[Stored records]
^^^^
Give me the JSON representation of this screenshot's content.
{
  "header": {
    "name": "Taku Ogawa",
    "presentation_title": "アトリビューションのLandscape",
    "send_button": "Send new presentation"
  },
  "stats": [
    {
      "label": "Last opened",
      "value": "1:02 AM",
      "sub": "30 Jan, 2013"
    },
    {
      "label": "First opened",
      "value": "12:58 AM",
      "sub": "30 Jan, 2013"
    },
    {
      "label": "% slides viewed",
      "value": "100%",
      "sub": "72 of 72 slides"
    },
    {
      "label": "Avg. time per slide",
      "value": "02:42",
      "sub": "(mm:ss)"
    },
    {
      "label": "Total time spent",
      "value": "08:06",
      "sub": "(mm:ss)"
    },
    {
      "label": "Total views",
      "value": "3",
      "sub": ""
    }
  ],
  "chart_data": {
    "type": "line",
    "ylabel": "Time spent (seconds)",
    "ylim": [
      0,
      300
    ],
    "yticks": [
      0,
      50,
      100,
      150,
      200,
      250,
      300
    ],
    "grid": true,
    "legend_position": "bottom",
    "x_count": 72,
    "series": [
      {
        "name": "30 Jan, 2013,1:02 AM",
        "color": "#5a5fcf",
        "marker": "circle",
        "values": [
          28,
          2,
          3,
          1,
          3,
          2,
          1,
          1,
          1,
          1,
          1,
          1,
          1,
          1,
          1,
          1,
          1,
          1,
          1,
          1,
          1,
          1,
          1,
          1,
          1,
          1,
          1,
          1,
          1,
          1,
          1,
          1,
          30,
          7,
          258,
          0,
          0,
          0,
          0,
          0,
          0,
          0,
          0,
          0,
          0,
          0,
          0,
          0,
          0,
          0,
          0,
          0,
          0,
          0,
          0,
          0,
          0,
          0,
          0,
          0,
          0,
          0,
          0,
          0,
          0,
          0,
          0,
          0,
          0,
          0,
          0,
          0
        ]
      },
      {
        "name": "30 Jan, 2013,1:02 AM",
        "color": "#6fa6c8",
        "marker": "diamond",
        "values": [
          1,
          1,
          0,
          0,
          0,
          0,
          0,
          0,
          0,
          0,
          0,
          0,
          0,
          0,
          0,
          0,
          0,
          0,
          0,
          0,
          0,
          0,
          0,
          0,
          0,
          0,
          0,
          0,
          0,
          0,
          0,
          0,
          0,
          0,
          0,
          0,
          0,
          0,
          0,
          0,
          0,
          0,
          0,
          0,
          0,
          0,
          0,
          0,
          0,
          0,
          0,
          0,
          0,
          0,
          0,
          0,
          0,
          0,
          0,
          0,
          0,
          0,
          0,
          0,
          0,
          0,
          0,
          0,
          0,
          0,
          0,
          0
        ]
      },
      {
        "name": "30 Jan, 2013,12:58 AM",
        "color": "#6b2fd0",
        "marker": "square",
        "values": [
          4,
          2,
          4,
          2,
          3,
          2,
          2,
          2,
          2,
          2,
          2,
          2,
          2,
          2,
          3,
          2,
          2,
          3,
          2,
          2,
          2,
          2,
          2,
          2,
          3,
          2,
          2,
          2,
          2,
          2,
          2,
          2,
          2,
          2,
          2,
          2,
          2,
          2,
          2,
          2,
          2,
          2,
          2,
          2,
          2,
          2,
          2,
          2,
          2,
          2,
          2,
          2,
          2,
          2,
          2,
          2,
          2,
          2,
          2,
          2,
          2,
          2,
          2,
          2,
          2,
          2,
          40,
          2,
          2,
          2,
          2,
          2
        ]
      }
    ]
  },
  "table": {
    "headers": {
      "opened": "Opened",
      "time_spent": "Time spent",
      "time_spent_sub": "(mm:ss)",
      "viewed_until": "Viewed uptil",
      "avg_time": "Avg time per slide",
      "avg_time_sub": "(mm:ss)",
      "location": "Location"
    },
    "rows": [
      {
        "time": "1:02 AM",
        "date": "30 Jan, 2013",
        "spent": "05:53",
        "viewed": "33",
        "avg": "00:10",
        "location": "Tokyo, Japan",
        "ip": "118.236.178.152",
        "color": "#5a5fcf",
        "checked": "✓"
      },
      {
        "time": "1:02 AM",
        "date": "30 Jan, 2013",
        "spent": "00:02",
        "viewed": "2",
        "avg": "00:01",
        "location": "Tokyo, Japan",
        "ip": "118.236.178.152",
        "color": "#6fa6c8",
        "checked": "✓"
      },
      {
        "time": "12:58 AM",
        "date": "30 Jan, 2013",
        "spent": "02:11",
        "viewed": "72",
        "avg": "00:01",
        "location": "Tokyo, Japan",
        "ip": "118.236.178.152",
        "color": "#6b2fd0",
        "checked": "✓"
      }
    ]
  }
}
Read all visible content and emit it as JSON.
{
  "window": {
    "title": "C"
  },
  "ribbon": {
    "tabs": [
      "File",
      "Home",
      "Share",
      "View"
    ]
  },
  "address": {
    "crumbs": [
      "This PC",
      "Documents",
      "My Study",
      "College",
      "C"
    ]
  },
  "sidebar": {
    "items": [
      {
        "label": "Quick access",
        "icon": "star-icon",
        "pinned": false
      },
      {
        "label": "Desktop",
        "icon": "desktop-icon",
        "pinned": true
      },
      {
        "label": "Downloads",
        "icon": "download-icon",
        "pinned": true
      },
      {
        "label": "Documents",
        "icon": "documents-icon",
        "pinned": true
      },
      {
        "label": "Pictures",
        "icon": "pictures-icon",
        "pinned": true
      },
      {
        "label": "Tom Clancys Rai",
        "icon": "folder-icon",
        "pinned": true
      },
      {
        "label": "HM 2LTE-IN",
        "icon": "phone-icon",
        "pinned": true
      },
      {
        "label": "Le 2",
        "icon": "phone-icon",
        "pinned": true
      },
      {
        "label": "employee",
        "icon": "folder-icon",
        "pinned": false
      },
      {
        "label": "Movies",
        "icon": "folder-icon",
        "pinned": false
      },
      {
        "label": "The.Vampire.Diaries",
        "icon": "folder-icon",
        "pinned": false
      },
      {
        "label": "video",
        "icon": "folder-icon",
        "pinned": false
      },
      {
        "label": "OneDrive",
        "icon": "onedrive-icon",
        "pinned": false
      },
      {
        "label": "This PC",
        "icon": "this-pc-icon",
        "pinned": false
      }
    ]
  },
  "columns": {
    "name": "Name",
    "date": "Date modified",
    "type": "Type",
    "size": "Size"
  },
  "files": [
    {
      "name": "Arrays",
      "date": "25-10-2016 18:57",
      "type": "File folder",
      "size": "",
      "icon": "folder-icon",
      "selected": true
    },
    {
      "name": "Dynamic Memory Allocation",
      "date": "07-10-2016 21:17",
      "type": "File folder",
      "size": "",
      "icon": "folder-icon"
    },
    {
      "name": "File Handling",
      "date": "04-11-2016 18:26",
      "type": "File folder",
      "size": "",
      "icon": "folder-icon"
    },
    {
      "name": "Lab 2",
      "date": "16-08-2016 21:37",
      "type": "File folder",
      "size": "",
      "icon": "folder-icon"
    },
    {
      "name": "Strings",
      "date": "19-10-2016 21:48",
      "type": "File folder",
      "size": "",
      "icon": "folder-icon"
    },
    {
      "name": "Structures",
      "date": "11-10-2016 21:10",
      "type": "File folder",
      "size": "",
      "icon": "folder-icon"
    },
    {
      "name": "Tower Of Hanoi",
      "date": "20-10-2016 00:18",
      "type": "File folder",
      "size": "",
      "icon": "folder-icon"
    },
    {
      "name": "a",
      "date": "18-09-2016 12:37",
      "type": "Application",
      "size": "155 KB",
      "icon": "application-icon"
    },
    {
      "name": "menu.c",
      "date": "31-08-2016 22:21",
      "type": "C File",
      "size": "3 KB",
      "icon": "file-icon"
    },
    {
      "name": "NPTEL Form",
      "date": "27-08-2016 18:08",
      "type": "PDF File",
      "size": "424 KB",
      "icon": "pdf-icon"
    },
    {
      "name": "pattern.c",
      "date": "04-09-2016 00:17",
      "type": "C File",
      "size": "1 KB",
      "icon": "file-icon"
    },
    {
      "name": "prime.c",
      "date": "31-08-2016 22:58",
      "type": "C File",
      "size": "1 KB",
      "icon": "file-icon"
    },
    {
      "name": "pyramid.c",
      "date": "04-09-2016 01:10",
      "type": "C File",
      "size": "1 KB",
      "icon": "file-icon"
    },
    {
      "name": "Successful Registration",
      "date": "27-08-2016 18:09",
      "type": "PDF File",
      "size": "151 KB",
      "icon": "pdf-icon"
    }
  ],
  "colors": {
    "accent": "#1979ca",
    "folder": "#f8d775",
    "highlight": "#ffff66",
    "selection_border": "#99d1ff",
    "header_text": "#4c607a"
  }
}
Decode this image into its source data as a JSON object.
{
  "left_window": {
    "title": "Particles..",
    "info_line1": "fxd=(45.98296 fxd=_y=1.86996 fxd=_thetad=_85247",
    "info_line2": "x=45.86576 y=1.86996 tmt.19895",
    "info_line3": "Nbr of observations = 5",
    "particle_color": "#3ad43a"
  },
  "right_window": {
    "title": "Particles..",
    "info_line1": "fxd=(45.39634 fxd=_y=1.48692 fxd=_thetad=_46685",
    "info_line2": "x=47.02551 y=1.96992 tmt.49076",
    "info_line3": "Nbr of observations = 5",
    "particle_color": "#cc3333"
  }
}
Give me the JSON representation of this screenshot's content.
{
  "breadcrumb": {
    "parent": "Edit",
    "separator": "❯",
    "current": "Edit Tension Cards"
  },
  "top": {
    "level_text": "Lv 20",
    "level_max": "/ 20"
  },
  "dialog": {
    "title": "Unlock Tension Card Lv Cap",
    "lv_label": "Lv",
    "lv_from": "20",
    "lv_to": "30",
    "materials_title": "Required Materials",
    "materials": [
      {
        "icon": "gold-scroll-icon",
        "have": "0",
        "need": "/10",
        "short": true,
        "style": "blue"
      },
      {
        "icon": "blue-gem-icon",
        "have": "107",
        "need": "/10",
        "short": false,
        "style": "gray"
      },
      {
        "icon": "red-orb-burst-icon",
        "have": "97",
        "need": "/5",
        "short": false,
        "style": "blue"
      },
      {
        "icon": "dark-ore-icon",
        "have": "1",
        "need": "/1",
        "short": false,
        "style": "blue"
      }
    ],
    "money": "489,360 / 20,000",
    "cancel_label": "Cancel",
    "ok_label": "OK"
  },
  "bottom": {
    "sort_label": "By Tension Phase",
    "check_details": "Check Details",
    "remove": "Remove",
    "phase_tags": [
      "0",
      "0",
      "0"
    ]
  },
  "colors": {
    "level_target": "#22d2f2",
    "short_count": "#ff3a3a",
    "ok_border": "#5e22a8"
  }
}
^^^^
§ What to work on: Look through the material and copy each line that has "slides".

§ Answer to this exercise:
      "label": "% slides viewed",
      "sub": "72 of 72 slides"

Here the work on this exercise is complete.